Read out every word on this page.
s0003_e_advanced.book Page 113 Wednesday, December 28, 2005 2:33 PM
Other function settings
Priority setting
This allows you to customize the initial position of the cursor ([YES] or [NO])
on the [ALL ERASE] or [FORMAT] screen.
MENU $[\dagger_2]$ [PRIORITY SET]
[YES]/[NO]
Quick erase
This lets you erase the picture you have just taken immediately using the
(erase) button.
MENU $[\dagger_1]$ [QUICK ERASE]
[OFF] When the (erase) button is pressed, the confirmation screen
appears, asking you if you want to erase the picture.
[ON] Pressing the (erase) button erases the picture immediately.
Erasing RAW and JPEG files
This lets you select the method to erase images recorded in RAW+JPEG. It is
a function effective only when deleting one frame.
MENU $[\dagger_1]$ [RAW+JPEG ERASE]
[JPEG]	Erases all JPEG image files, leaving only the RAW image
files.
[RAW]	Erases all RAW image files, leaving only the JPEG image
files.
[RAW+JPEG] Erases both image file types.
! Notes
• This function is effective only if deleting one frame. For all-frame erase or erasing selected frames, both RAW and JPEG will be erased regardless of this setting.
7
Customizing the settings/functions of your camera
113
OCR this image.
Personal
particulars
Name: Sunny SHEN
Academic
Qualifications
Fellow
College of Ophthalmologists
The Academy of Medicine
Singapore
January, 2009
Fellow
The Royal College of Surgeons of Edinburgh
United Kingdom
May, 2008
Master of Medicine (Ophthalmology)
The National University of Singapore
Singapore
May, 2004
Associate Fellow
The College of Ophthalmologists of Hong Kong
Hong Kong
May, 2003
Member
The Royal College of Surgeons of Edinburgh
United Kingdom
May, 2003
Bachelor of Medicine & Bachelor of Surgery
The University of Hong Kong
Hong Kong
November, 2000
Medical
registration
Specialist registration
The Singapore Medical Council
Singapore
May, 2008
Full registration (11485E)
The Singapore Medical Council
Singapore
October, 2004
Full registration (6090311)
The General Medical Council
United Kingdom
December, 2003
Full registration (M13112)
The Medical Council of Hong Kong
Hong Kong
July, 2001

» **EXERCISE TASK**:
Quote the entire listing above exactly.

» **ANSWER TO THE TASK**:
Read out every word on this page.
s0003_e_advanced.book Page 113 Wednesday, December 28, 2005 2:33 PM
Other function settings
Priority setting
This allows you to customize the initial position of the cursor ([YES] or [NO])
on the [ALL ERASE] or [FORMAT] screen.
MENU $[\dagger_2]$ [PRIORITY SET]
[YES]/[NO]
Quick erase
This lets you erase the picture you have just taken immediately using the
(erase) button.
MENU $[\dagger_1]$ [QUICK ERASE]
[OFF] When the (erase) button is pressed, the confirmation screen
appears, asking you if you want to erase the picture.
[ON] Pressing the (erase) button erases the picture immediately.
Erasing RAW and JPEG files
This lets you select the method to erase images recorded in RAW+JPEG. It is
a function effective only when deleting one frame.
MENU $[\dagger_1]$ [RAW+JPEG ERASE]
[JPEG]	Erases all JPEG image files, leaving only the RAW image
files.
[RAW]	Erases all RAW image files, leaving only the JPEG image
files.
[RAW+JPEG] Erases both image file types.
! Notes
• This function is effective only if deleting one frame. For all-frame erase or erasing selected frames, both RAW and JPEG will be erased regardless of this setting.
7
Customizing the settings/functions of your camera
113
OCR this image.
Personal
particulars
Name: Sunny SHEN
Academic
Qualifications
Fellow
College of Ophthalmologists
The Academy of Medicine
Singapore
January, 2009
Fellow
The Royal College of Surgeons of Edinburgh
United Kingdom
May, 2008
Master of Medicine (Ophthalmology)
The National University of Singapore
Singapore
May, 2004
Associate Fellow
The College of Ophthalmologists of Hong Kong
Hong Kong
May, 2003
Member
The Royal College of Surgeons of Edinburgh
United Kingdom
May, 2003
Bachelor of Medicine & Bachelor of Surgery
The University of Hong Kong
Hong Kong
November, 2000
Medical
registration
Specialist registration
The Singapore Medical Council
Singapore
May, 2008
Full registration (11485E)
The Singapore Medical Council
Singapore
October, 2004
Full registration (6090311)
The General Medical Council
United Kingdom
December, 2003
Full registration (M13112)
The Medical Council of Hong Kong
Hong Kong
July, 2001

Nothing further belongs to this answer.